▶ _What you are asked to do_: Go through the records underneath and count the lines that include the string "Fett". Give nothing but the number.

▶ _Data for this exercise_:
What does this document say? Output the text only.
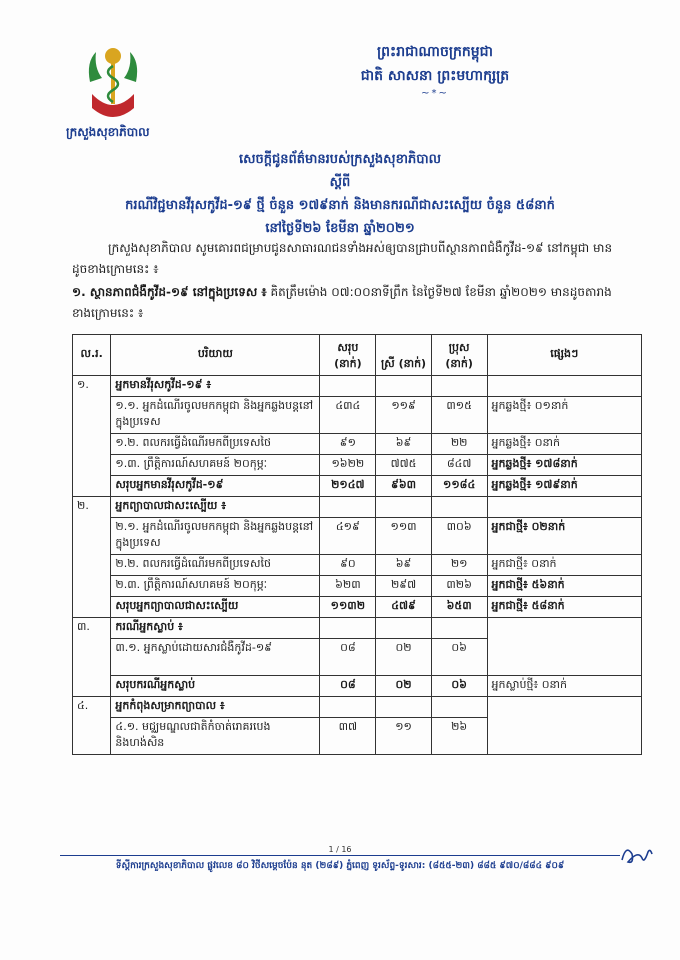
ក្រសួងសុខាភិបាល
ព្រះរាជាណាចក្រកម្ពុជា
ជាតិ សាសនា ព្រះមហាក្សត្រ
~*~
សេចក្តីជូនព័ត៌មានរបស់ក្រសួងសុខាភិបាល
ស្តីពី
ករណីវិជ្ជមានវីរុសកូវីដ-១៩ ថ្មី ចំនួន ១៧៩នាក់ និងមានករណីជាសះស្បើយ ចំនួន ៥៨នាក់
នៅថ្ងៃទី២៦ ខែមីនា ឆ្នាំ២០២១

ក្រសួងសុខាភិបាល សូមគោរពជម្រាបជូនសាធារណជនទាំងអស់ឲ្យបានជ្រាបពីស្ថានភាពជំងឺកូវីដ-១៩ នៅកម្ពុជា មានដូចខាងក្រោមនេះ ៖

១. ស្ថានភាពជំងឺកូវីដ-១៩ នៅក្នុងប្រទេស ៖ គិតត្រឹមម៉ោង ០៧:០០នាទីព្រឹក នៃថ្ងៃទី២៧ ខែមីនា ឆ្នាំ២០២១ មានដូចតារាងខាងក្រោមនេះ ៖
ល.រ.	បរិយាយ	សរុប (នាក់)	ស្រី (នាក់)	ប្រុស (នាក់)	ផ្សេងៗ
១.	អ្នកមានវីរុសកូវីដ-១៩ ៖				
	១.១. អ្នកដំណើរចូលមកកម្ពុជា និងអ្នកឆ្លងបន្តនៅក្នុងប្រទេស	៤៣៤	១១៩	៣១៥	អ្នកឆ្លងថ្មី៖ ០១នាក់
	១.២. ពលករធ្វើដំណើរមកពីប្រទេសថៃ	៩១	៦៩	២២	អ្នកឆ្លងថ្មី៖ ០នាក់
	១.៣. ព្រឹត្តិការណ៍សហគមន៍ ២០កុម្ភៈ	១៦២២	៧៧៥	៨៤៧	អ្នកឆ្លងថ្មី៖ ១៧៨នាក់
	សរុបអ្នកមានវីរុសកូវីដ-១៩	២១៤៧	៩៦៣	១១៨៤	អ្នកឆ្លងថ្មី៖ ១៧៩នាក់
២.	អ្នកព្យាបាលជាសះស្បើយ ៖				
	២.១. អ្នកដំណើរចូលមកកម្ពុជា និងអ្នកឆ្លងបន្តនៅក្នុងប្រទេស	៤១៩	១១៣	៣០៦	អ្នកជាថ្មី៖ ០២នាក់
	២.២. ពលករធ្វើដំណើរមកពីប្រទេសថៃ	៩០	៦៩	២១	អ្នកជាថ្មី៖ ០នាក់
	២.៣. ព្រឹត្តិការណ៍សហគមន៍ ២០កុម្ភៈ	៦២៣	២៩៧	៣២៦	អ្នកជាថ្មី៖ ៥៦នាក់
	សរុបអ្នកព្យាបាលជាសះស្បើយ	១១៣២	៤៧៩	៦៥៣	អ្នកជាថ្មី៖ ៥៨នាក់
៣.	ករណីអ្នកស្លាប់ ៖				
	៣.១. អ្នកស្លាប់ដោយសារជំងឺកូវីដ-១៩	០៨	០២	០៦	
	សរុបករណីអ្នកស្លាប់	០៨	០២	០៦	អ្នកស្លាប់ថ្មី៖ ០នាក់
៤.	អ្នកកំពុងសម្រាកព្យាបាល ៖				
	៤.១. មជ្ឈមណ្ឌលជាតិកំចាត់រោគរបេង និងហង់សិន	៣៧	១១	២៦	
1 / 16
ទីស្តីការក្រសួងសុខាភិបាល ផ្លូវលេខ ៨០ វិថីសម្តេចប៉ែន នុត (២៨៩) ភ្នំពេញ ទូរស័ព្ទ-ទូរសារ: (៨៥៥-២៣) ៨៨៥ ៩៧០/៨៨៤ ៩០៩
...
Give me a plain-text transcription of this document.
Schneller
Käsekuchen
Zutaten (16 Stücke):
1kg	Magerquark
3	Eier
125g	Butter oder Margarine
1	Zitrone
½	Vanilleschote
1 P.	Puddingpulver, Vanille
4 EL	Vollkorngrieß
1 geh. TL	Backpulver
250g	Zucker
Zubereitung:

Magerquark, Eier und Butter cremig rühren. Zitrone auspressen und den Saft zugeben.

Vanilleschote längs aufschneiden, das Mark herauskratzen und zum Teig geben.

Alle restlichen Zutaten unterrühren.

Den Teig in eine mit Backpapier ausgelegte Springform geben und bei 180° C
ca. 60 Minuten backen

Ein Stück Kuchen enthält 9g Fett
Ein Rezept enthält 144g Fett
---
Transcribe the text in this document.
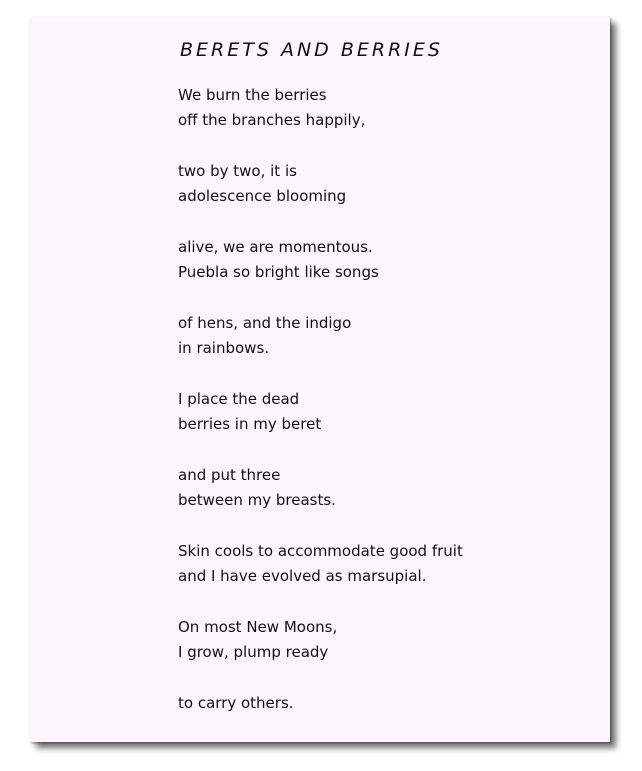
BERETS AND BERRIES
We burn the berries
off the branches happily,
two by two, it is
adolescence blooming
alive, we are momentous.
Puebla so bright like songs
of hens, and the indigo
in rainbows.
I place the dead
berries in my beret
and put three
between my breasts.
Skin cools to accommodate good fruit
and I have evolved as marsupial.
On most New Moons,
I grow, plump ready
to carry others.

▶ _Correct result_: 2